*AIM OF THE TASK*: Quote each record exactly, please, leaving none out.
Start
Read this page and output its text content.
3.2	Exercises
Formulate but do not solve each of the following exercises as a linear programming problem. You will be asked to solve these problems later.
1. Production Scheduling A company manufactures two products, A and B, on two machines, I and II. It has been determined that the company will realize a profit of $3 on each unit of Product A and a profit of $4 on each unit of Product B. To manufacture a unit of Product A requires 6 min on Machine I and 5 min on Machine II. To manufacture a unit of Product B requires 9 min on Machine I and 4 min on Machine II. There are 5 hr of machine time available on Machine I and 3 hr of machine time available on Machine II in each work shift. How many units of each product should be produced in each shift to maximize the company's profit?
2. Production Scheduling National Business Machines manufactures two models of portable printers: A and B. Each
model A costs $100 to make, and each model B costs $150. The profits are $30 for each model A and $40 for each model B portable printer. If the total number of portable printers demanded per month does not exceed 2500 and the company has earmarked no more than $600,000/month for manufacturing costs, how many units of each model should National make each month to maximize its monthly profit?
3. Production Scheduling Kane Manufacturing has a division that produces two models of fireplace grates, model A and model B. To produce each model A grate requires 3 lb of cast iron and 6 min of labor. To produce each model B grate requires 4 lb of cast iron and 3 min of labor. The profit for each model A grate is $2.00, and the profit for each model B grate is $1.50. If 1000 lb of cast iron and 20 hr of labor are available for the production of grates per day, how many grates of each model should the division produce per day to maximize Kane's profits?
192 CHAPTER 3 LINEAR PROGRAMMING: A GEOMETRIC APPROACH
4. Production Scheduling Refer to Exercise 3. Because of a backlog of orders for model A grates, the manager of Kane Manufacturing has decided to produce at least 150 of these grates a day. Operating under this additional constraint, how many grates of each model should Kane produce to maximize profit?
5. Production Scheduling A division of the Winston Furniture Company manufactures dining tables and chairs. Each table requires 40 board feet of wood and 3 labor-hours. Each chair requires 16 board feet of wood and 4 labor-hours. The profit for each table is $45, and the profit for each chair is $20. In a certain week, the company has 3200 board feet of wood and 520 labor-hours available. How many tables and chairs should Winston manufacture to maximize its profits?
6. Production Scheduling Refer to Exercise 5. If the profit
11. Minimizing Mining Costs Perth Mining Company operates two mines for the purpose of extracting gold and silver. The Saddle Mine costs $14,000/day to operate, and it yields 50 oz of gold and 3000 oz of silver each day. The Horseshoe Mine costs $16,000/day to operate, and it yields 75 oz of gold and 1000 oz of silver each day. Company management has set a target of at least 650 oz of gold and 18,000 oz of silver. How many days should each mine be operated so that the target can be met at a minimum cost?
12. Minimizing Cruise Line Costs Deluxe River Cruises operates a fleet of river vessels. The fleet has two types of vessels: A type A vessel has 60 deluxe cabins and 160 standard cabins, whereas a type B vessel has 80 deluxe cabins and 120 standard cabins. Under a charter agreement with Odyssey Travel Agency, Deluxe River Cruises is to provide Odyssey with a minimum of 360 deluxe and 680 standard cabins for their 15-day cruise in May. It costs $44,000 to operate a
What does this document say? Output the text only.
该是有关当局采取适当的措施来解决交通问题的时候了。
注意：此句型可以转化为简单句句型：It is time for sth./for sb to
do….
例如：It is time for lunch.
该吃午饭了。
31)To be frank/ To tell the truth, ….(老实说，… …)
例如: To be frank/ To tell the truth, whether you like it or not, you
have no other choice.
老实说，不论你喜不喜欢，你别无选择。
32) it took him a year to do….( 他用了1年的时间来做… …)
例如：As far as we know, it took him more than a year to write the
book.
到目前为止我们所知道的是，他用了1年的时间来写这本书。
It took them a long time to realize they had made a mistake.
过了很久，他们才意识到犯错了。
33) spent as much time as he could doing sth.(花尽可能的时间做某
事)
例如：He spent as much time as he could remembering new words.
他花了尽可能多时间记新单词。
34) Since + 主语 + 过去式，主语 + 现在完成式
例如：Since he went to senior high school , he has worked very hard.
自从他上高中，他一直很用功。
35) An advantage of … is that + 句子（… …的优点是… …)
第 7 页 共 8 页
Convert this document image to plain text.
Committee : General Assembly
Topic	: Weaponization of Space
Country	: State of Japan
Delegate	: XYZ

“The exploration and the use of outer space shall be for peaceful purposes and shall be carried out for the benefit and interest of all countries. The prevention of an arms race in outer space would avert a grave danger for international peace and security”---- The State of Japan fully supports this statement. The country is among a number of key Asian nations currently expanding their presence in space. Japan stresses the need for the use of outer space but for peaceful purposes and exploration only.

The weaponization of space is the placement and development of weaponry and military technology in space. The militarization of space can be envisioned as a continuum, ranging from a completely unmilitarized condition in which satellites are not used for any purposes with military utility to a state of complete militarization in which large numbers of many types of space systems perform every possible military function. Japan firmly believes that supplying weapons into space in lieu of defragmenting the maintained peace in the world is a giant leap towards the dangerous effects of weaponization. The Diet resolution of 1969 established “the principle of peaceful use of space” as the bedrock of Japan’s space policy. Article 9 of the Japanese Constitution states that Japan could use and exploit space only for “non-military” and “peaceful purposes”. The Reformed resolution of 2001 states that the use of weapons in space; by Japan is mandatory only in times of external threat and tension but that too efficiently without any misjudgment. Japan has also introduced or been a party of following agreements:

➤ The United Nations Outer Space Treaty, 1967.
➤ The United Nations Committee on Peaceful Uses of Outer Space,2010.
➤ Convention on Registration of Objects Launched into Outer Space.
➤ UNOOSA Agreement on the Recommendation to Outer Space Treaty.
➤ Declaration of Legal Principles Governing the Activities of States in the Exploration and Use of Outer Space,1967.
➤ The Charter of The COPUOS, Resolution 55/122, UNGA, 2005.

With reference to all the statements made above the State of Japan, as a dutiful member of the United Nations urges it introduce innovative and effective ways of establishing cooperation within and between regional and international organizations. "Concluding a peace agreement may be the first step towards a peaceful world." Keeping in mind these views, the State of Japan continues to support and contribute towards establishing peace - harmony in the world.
End
*RESULT FOR THIS TASK*:
Read this page and output its text content.
3.2	Exercises
Formulate but do not solve each of the following exercises as a linear programming problem. You will be asked to solve these problems later.
1. Production Scheduling A company manufactures two products, A and B, on two machines, I and II. It has been determined that the company will realize a profit of $3 on each unit of Product A and a profit of $4 on each unit of Product B. To manufacture a unit of Product A requires 6 min on Machine I and 5 min on Machine II. To manufacture a unit of Product B requires 9 min on Machine I and 4 min on Machine II. There are 5 hr of machine time available on Machine I and 3 hr of machine time available on Machine II in each work shift. How many units of each product should be produced in each shift to maximize the company's profit?
2. Production Scheduling National Business Machines manufactures two models of portable printers: A and B. Each
model A costs $100 to make, and each model B costs $150. The profits are $30 for each model A and $40 for each model B portable printer. If the total number of portable printers demanded per month does not exceed 2500 and the company has earmarked no more than $600,000/month for manufacturing costs, how many units of each model should National make each month to maximize its monthly profit?
3. Production Scheduling Kane Manufacturing has a division that produces two models of fireplace grates, model A and model B. To produce each model A grate requires 3 lb of cast iron and 6 min of labor. To produce each model B grate requires 4 lb of cast iron and 3 min of labor. The profit for each model A grate is $2.00, and the profit for each model B grate is $1.50. If 1000 lb of cast iron and 20 hr of labor are available for the production of grates per day, how many grates of each model should the division produce per day to maximize Kane's profits?
192 CHAPTER 3 LINEAR PROGRAMMING: A GEOMETRIC APPROACH
4. Production Scheduling Refer to Exercise 3. Because of a backlog of orders for model A grates, the manager of Kane Manufacturing has decided to produce at least 150 of these grates a day. Operating under this additional constraint, how many grates of each model should Kane produce to maximize profit?
5. Production Scheduling A division of the Winston Furniture Company manufactures dining tables and chairs. Each table requires 40 board feet of wood and 3 labor-hours. Each chair requires 16 board feet of wood and 4 labor-hours. The profit for each table is $45, and the profit for each chair is $20. In a certain week, the company has 3200 board feet of wood and 520 labor-hours available. How many tables and chairs should Winston manufacture to maximize its profits?
6. Production Scheduling Refer to Exercise 5. If the profit
11. Minimizing Mining Costs Perth Mining Company operates two mines for the purpose of extracting gold and silver. The Saddle Mine costs $14,000/day to operate, and it yields 50 oz of gold and 3000 oz of silver each day. The Horseshoe Mine costs $16,000/day to operate, and it yields 75 oz of gold and 1000 oz of silver each day. Company management has set a target of at least 650 oz of gold and 18,000 oz of silver. How many days should each mine be operated so that the target can be met at a minimum cost?
12. Minimizing Cruise Line Costs Deluxe River Cruises operates a fleet of river vessels. The fleet has two types of vessels: A type A vessel has 60 deluxe cabins and 160 standard cabins, whereas a type B vessel has 80 deluxe cabins and 120 standard cabins. Under a charter agreement with Odyssey Travel Agency, Deluxe River Cruises is to provide Odyssey with a minimum of 360 deluxe and 680 standard cabins for their 15-day cruise in May. It costs $44,000 to operate a
What does this document say? Output the text only.
该是有关当局采取适当的措施来解决交通问题的时候了。
注意：此句型可以转化为简单句句型：It is time for sth./for sb to
do….
例如：It is time for lunch.
该吃午饭了。
31)To be frank/ To tell the truth, ….(老实说，… …)
例如: To be frank/ To tell the truth, whether you like it or not, you
have no other choice.
老实说，不论你喜不喜欢，你别无选择。
32) it took him a year to do….( 他用了1年的时间来做… …)
例如：As far as we know, it took him more than a year to write the
book.
到目前为止我们所知道的是，他用了1年的时间来写这本书。
It took them a long time to realize they had made a mistake.
过了很久，他们才意识到犯错了。
33) spent as much time as he could doing sth.(花尽可能的时间做某
事)
例如：He spent as much time as he could remembering new words.
他花了尽可能多时间记新单词。
34) Since + 主语 + 过去式，主语 + 现在完成式
例如：Since he went to senior high school , he has worked very hard.
自从他上高中，他一直很用功。
35) An advantage of … is that + 句子（… …的优点是… …)
第 7 页 共 8 页
Convert this document image to plain text.
Committee : General Assembly
Topic	: Weaponization of Space
Country	: State of Japan
Delegate	: XYZ

“The exploration and the use of outer space shall be for peaceful purposes and shall be carried out for the benefit and interest of all countries. The prevention of an arms race in outer space would avert a grave danger for international peace and security”---- The State of Japan fully supports this statement. The country is among a number of key Asian nations currently expanding their presence in space. Japan stresses the need for the use of outer space but for peaceful purposes and exploration only.

The weaponization of space is the placement and development of weaponry and military technology in space. The militarization of space can be envisioned as a continuum, ranging from a completely unmilitarized condition in which satellites are not used for any purposes with military utility to a state of complete militarization in which large numbers of many types of space systems perform every possible military function. Japan firmly believes that supplying weapons into space in lieu of defragmenting the maintained peace in the world is a giant leap towards the dangerous effects of weaponization. The Diet resolution of 1969 established “the principle of peaceful use of space” as the bedrock of Japan’s space policy. Article 9 of the Japanese Constitution states that Japan could use and exploit space only for “non-military” and “peaceful purposes”. The Reformed resolution of 2001 states that the use of weapons in space; by Japan is mandatory only in times of external threat and tension but that too efficiently without any misjudgment. Japan has also introduced or been a party of following agreements:

➤ The United Nations Outer Space Treaty, 1967.
➤ The United Nations Committee on Peaceful Uses of Outer Space,2010.
➤ Convention on Registration of Objects Launched into Outer Space.
➤ UNOOSA Agreement on the Recommendation to Outer Space Treaty.
➤ Declaration of Legal Principles Governing the Activities of States in the Exploration and Use of Outer Space,1967.
➤ The Charter of The COPUOS, Resolution 55/122, UNGA, 2005.

With reference to all the statements made above the State of Japan, as a dutiful member of the United Nations urges it introduce innovative and effective ways of establishing cooperation within and between regional and international organizations. "Concluding a peace agreement may be the first step towards a peaceful world." Keeping in mind these views, the State of Japan continues to support and contribute towards establishing peace - harmony in the world.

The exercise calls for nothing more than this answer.